WRITTEN REQUEST:
Report how many lines of the data contain the string "Binding". Give only the number.

Element boundary records:
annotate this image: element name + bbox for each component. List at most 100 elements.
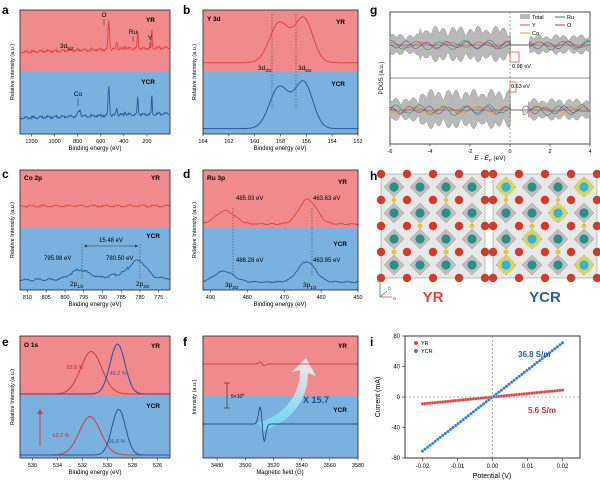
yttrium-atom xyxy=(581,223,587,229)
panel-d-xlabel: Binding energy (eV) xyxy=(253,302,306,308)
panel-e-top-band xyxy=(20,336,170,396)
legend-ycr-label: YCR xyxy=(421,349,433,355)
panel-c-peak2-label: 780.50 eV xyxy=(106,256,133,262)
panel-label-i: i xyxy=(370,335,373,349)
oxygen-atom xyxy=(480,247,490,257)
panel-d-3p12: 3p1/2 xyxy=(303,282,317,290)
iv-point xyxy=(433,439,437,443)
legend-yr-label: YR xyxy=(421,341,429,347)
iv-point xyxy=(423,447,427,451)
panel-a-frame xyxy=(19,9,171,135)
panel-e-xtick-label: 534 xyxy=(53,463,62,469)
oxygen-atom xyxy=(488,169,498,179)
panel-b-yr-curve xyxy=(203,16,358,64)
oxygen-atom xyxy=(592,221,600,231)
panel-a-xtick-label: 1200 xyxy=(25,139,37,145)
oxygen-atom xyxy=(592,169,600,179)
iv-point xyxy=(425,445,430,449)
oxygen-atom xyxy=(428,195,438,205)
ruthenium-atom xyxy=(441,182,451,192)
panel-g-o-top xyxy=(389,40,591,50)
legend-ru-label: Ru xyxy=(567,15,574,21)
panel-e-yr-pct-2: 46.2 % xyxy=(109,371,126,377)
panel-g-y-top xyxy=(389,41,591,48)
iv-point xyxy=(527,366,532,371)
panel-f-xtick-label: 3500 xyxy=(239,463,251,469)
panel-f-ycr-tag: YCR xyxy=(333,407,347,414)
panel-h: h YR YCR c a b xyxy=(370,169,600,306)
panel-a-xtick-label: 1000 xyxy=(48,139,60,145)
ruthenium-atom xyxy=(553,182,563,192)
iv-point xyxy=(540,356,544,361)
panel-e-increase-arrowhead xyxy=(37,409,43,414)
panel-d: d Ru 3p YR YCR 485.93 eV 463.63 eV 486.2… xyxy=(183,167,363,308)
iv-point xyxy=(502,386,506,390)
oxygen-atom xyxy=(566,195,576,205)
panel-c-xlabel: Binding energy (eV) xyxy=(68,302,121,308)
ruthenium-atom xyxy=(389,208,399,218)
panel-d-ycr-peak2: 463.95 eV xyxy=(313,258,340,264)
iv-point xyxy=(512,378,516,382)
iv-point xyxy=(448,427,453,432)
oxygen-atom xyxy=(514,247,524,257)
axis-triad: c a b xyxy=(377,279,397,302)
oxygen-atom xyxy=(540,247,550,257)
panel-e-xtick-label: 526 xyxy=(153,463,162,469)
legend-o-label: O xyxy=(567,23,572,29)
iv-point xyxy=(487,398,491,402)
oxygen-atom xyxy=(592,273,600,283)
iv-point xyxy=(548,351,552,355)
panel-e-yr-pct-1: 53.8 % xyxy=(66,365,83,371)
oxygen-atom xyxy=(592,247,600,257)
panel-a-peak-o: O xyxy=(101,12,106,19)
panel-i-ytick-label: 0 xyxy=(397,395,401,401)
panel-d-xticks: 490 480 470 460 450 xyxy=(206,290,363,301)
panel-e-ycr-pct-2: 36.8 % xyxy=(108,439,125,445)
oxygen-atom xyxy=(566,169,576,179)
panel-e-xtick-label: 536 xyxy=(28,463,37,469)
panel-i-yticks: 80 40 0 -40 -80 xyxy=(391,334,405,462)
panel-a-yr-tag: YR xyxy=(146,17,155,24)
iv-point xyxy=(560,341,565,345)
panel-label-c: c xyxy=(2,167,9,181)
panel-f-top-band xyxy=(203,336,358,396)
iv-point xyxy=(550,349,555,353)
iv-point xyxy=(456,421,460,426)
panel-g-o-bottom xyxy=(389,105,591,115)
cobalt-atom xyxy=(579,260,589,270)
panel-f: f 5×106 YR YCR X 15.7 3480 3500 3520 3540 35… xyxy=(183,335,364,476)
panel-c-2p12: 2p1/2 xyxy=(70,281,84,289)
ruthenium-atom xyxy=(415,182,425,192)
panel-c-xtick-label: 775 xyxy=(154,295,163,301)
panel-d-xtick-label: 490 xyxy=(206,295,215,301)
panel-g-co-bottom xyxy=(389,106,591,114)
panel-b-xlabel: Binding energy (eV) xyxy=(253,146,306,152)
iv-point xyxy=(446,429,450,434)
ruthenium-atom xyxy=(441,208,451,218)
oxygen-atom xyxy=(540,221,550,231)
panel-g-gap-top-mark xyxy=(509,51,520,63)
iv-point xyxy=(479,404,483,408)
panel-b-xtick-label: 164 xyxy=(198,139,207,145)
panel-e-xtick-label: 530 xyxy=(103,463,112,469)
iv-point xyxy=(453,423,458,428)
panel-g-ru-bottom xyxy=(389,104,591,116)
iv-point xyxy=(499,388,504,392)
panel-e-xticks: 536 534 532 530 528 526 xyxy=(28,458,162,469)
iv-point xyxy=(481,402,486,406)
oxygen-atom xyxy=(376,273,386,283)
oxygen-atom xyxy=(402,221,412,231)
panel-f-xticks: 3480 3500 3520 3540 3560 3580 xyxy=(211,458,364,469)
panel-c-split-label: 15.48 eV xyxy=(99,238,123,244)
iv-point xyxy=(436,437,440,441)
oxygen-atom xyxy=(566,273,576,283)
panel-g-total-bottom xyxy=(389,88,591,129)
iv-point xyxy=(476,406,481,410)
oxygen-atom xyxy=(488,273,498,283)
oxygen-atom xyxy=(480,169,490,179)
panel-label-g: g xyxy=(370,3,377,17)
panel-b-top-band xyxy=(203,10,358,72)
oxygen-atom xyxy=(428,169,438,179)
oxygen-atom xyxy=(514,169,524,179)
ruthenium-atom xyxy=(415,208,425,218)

PROBLEM SOLUTION:
3